→ **To be done**
Your answer should be a single number: how many lines in the data below hold the string "Searching".

==*==

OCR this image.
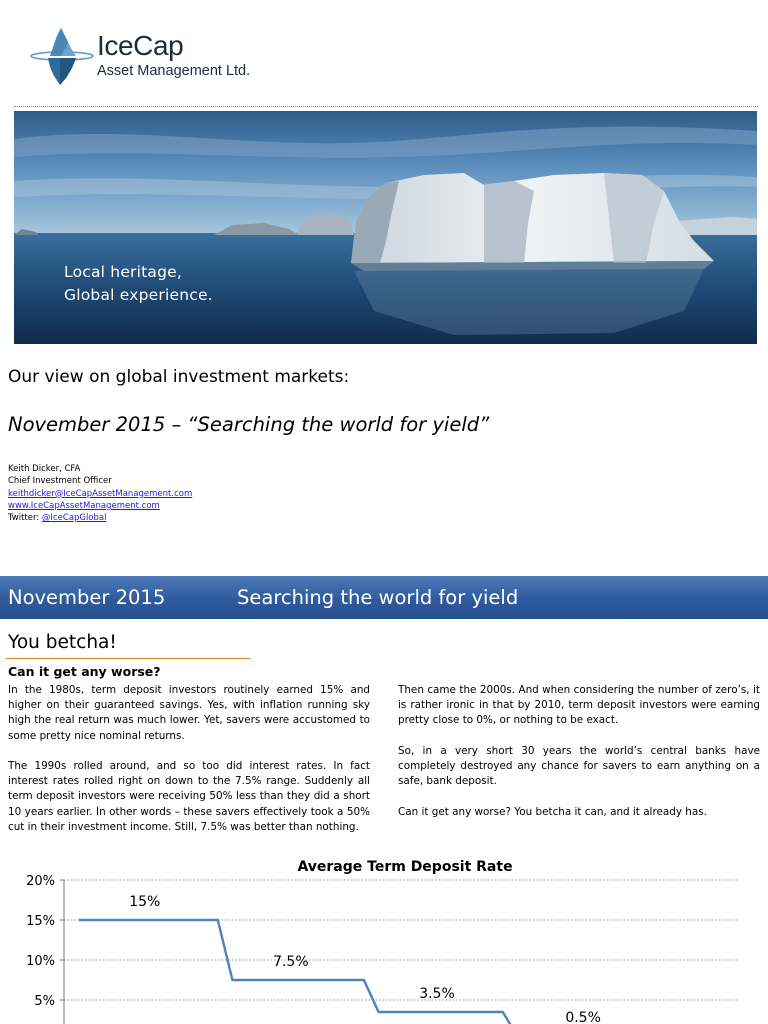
IceCap
Asset Management Ltd.
Local heritage,
Global experience.
Our view on global investment markets:
November 2015 – “Searching the world for yield”
Keith Dicker, CFA
Chief Investment Officer
keithdicker@IceCapAssetManagement.com
www.IceCapAssetManagement.com
Twitter: @IceCapGlobal
November 2015	Searching the world for yield
You betcha!
Can it get any worse?

In the 1980s, term deposit investors routinely earned 15% and higher on their guaranteed savings. Yes, with inflation running sky high the real return was much lower. Yet, savers were accustomed to some pretty nice nominal returns.

The 1990s rolled around, and so too did interest rates. In fact interest rates rolled right on down to the 7.5% range. Suddenly all term deposit investors were receiving 50% less than they did a short 10 years earlier. In other words – these savers effectively took a 50% cut in their investment income. Still, 7.5% was better than nothing.

Then came the 2000s. And when considering the number of zero’s, it is rather ironic in that by 2010, term deposit investors were earning pretty close to 0%, or nothing to be exact.

So, in a very short 30 years the world’s central banks have completely destroyed any chance for savers to earn anything on a safe, bank deposit.

Can it get any worse? You betcha it can, and it already has.

Average Term Deposit Rate
20%
15%
10%
5%
15%
7.5%
3.5%
0.5%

==*==

→ **Full response**
2